[start]

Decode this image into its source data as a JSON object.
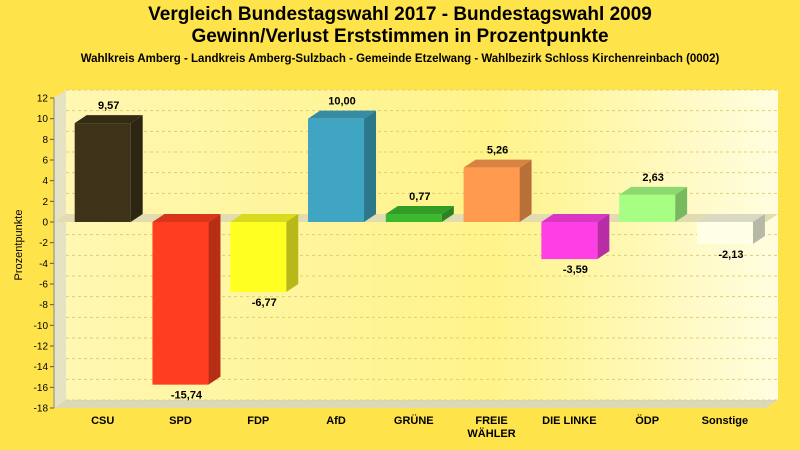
{
  "chart_data": {
    "type": "bar",
    "title": "Vergleich Bundestagswahl 2017 - Bundestagswahl 2009",
    "subtitle": "Gewinn/Verlust Erststimmen in Prozentpunkte",
    "caption": "Wahlkreis Amberg - Landkreis Amberg-Sulzbach - Gemeinde Etzelwang - Wahlbezirk Schloss Kirchenreinbach (0002)",
    "xlabel": "",
    "ylabel": "Prozentpunkte",
    "ylim": [
      -18,
      12
    ],
    "yticks": [
      "12",
      "10",
      "8",
      "6",
      "4",
      "2",
      "0",
      "-2",
      "-4",
      "-6",
      "-8",
      "-10",
      "-12",
      "-14",
      "-16",
      "-18"
    ],
    "grid": true,
    "categories": [
      {
        "lines": [
          "CSU"
        ]
      },
      {
        "lines": [
          "SPD"
        ]
      },
      {
        "lines": [
          "FDP"
        ]
      },
      {
        "lines": [
          "AfD"
        ]
      },
      {
        "lines": [
          "GRÜNE"
        ]
      },
      {
        "lines": [
          "FREIE",
          "WÄHLER"
        ]
      },
      {
        "lines": [
          "DIE LINKE"
        ]
      },
      {
        "lines": [
          "ÖDP"
        ]
      },
      {
        "lines": [
          "Sonstige"
        ]
      }
    ],
    "values": [
      9.57,
      -15.74,
      -6.77,
      10.0,
      0.77,
      5.26,
      -3.59,
      2.63,
      -2.13
    ],
    "value_labels": [
      "9,57",
      "-15,74",
      "-6,77",
      "10,00",
      "0,77",
      "5,26",
      "-3,59",
      "2,63",
      "-2,13"
    ],
    "colors": [
      "#3D3319",
      "#FF3E1F",
      "#FFFF22",
      "#3FA5C2",
      "#3CB82E",
      "#FF9A4E",
      "#FF3FE6",
      "#A6FF82",
      "#FFFFE6"
    ]
  }
}
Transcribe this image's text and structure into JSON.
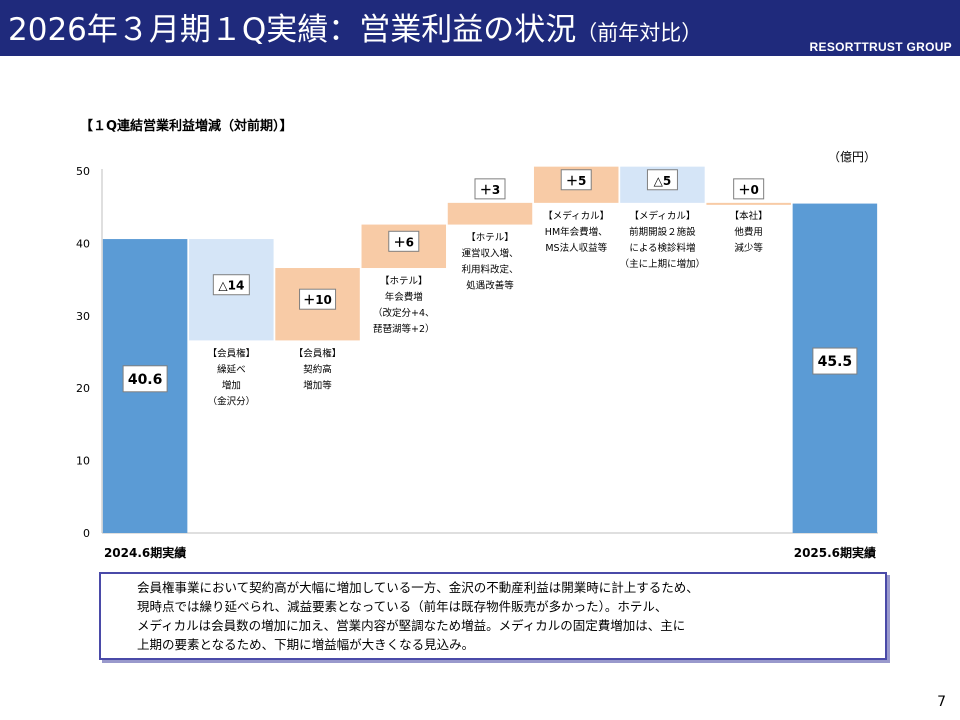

[end]

▶ _Written instruction_: Give back the entries verbatim. Do not include any picture.

▶ _Finished answer_:
Decode this image into its source data as a JSON object.
{
  "chart_data": {
    "type": "bar",
    "title": "Vergleich Bundestagswahl 2017 - Bundestagswahl 2009",
    "subtitle": "Gewinn/Verlust Erststimmen in Prozentpunkte",
    "caption": "Wahlkreis Amberg - Landkreis Amberg-Sulzbach - Gemeinde Etzelwang - Wahlbezirk Schloss Kirchenreinbach (0002)",
    "xlabel": "",
    "ylabel": "Prozentpunkte",
    "ylim": [
      -18,
      12
    ],
    "yticks": [
      "12",
      "10",
      "8",
      "6",
      "4",
      "2",
      "0",
      "-2",
      "-4",
      "-6",
      "-8",
      "-10",
      "-12",
      "-14",
      "-16",
      "-18"
    ],
    "grid": true,
    "categories": [
      {
        "lines": [
          "CSU"
        ]
      },
      {
        "lines": [
          "SPD"
        ]
      },
      {
        "lines": [
          "FDP"
        ]
      },
      {
        "lines": [
          "AfD"
        ]
      },
      {
        "lines": [
          "GRÜNE"
        ]
      },
      {
        "lines": [
          "FREIE",
          "WÄHLER"
        ]
      },
      {
        "lines": [
          "DIE LINKE"
        ]
      },
      {
        "lines": [
          "ÖDP"
        ]
      },
      {
        "lines": [
          "Sonstige"
        ]
      }
    ],
    "values": [
      9.57,
      -15.74,
      -6.77,
      10.0,
      0.77,
      5.26,
      -3.59,
      2.63,
      -2.13
    ],
    "value_labels": [
      "9,57",
      "-15,74",
      "-6,77",
      "10,00",
      "0,77",
      "5,26",
      "-3,59",
      "2,63",
      "-2,13"
    ],
    "colors": [
      "#3D3319",
      "#FF3E1F",
      "#FFFF22",
      "#3FA5C2",
      "#3CB82E",
      "#FF9A4E",
      "#FF3FE6",
      "#A6FF82",
      "#FFFFE6"
    ]
  }
}
Transcribe this image's text and structure into JSON.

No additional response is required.